▶ [Your goal]: The data must be returned in full and exactly as given.

☆ ☆ ☆

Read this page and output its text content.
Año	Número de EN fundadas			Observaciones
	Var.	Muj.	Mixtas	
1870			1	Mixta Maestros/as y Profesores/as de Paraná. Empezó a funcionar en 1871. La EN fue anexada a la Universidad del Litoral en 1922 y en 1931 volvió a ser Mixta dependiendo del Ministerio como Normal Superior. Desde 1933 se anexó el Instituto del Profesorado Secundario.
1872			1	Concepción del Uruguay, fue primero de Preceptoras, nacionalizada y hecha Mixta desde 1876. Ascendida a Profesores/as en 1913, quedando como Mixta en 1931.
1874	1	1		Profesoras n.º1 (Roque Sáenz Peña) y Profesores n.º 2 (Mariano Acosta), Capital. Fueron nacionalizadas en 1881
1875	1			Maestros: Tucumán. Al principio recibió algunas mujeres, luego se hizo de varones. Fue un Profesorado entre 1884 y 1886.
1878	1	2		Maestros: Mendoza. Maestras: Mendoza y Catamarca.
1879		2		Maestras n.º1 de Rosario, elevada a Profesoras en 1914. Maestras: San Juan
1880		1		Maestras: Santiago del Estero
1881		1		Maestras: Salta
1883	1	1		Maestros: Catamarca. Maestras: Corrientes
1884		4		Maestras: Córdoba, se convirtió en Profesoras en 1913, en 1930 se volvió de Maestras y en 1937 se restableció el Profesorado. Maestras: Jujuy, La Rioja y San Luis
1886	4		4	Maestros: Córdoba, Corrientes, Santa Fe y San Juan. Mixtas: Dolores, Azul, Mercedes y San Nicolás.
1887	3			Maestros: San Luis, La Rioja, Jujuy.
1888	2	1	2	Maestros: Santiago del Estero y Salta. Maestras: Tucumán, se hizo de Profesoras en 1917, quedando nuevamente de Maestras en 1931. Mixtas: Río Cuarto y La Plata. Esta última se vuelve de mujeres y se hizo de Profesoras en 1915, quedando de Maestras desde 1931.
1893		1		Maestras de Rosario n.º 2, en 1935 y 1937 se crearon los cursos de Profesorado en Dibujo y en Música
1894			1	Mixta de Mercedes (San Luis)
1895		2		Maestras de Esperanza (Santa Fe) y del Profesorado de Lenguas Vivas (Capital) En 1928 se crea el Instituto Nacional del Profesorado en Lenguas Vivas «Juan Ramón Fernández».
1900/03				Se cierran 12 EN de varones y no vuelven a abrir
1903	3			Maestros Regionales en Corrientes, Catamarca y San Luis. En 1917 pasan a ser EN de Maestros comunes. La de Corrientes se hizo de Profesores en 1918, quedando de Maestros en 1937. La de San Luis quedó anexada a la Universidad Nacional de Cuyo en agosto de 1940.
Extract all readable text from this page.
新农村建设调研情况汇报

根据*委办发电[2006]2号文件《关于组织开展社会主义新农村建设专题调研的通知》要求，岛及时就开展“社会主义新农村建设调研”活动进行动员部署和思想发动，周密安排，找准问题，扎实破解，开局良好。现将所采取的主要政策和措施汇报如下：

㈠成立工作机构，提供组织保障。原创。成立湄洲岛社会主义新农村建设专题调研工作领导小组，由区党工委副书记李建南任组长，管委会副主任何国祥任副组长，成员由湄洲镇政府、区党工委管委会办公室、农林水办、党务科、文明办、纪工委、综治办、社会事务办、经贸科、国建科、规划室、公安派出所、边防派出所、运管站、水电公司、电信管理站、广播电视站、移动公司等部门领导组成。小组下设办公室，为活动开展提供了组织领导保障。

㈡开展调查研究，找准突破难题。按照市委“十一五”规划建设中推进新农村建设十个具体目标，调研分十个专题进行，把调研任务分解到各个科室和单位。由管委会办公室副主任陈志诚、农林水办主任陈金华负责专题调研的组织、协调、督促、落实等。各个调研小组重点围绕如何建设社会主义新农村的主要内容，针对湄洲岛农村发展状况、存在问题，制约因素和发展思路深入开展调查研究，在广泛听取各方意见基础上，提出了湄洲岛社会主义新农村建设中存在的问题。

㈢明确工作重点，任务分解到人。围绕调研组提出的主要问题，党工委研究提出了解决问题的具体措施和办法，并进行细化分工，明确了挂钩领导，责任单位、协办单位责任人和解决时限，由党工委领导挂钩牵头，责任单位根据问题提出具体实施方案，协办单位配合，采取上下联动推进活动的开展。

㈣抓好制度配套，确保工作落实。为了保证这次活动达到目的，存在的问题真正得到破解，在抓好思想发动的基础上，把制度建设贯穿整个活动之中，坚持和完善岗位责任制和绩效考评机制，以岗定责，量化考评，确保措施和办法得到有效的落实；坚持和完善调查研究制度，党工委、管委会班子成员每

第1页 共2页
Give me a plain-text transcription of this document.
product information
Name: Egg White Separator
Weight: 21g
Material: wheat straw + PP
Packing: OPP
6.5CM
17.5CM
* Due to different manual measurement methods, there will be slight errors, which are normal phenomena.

☆ ☆ ☆

▶ [Solution for this task]:
Read this page and output its text content.
Año	Número de EN fundadas			Observaciones
	Var.	Muj.	Mixtas	
1870			1	Mixta Maestros/as y Profesores/as de Paraná. Empezó a funcionar en 1871. La EN fue anexada a la Universidad del Litoral en 1922 y en 1931 volvió a ser Mixta dependiendo del Ministerio como Normal Superior. Desde 1933 se anexó el Instituto del Profesorado Secundario.
1872			1	Concepción del Uruguay, fue primero de Preceptoras, nacionalizada y hecha Mixta desde 1876. Ascendida a Profesores/as en 1913, quedando como Mixta en 1931.
1874	1	1		Profesoras n.º1 (Roque Sáenz Peña) y Profesores n.º 2 (Mariano Acosta), Capital. Fueron nacionalizadas en 1881
1875	1			Maestros: Tucumán. Al principio recibió algunas mujeres, luego se hizo de varones. Fue un Profesorado entre 1884 y 1886.
1878	1	2		Maestros: Mendoza. Maestras: Mendoza y Catamarca.
1879		2		Maestras n.º1 de Rosario, elevada a Profesoras en 1914. Maestras: San Juan
1880		1		Maestras: Santiago del Estero
1881		1		Maestras: Salta
1883	1	1		Maestros: Catamarca. Maestras: Corrientes
1884		4		Maestras: Córdoba, se convirtió en Profesoras en 1913, en 1930 se volvió de Maestras y en 1937 se restableció el Profesorado. Maestras: Jujuy, La Rioja y San Luis
1886	4		4	Maestros: Córdoba, Corrientes, Santa Fe y San Juan. Mixtas: Dolores, Azul, Mercedes y San Nicolás.
1887	3			Maestros: San Luis, La Rioja, Jujuy.
1888	2	1	2	Maestros: Santiago del Estero y Salta. Maestras: Tucumán, se hizo de Profesoras en 1917, quedando nuevamente de Maestras en 1931. Mixtas: Río Cuarto y La Plata. Esta última se vuelve de mujeres y se hizo de Profesoras en 1915, quedando de Maestras desde 1931.
1893		1		Maestras de Rosario n.º 2, en 1935 y 1937 se crearon los cursos de Profesorado en Dibujo y en Música
1894			1	Mixta de Mercedes (San Luis)
1895		2		Maestras de Esperanza (Santa Fe) y del Profesorado de Lenguas Vivas (Capital) En 1928 se crea el Instituto Nacional del Profesorado en Lenguas Vivas «Juan Ramón Fernández».
1900/03				Se cierran 12 EN de varones y no vuelven a abrir
1903	3			Maestros Regionales en Corrientes, Catamarca y San Luis. En 1917 pasan a ser EN de Maestros comunes. La de Corrientes se hizo de Profesores en 1918, quedando de Maestros en 1937. La de San Luis quedó anexada a la Universidad Nacional de Cuyo en agosto de 1940.
Extract all readable text from this page.
新农村建设调研情况汇报

根据*委办发电[2006]2号文件《关于组织开展社会主义新农村建设专题调研的通知》要求，岛及时就开展“社会主义新农村建设调研”活动进行动员部署和思想发动，周密安排，找准问题，扎实破解，开局良好。现将所采取的主要政策和措施汇报如下：

㈠成立工作机构，提供组织保障。原创。成立湄洲岛社会主义新农村建设专题调研工作领导小组，由区党工委副书记李建南任组长，管委会副主任何国祥任副组长，成员由湄洲镇政府、区党工委管委会办公室、农林水办、党务科、文明办、纪工委、综治办、社会事务办、经贸科、国建科、规划室、公安派出所、边防派出所、运管站、水电公司、电信管理站、广播电视站、移动公司等部门领导组成。小组下设办公室，为活动开展提供了组织领导保障。

㈡开展调查研究，找准突破难题。按照市委“十一五”规划建设中推进新农村建设十个具体目标，调研分十个专题进行，把调研任务分解到各个科室和单位。由管委会办公室副主任陈志诚、农林水办主任陈金华负责专题调研的组织、协调、督促、落实等。各个调研小组重点围绕如何建设社会主义新农村的主要内容，针对湄洲岛农村发展状况、存在问题，制约因素和发展思路深入开展调查研究，在广泛听取各方意见基础上，提出了湄洲岛社会主义新农村建设中存在的问题。

㈢明确工作重点，任务分解到人。围绕调研组提出的主要问题，党工委研究提出了解决问题的具体措施和办法，并进行细化分工，明确了挂钩领导，责任单位、协办单位责任人和解决时限，由党工委领导挂钩牵头，责任单位根据问题提出具体实施方案，协办单位配合，采取上下联动推进活动的开展。

㈣抓好制度配套，确保工作落实。为了保证这次活动达到目的，存在的问题真正得到破解，在抓好思想发动的基础上，把制度建设贯穿整个活动之中，坚持和完善岗位责任制和绩效考评机制，以岗定责，量化考评，确保措施和办法得到有效的落实；坚持和完善调查研究制度，党工委、管委会班子成员每

第1页 共2页
Give me a plain-text transcription of this document.
product information
Name: Egg White Separator
Weight: 21g
Material: wheat straw + PP
Packing: OPP
6.5CM
17.5CM
* Due to different manual measurement methods, there will be slight errors, which are normal phenomena.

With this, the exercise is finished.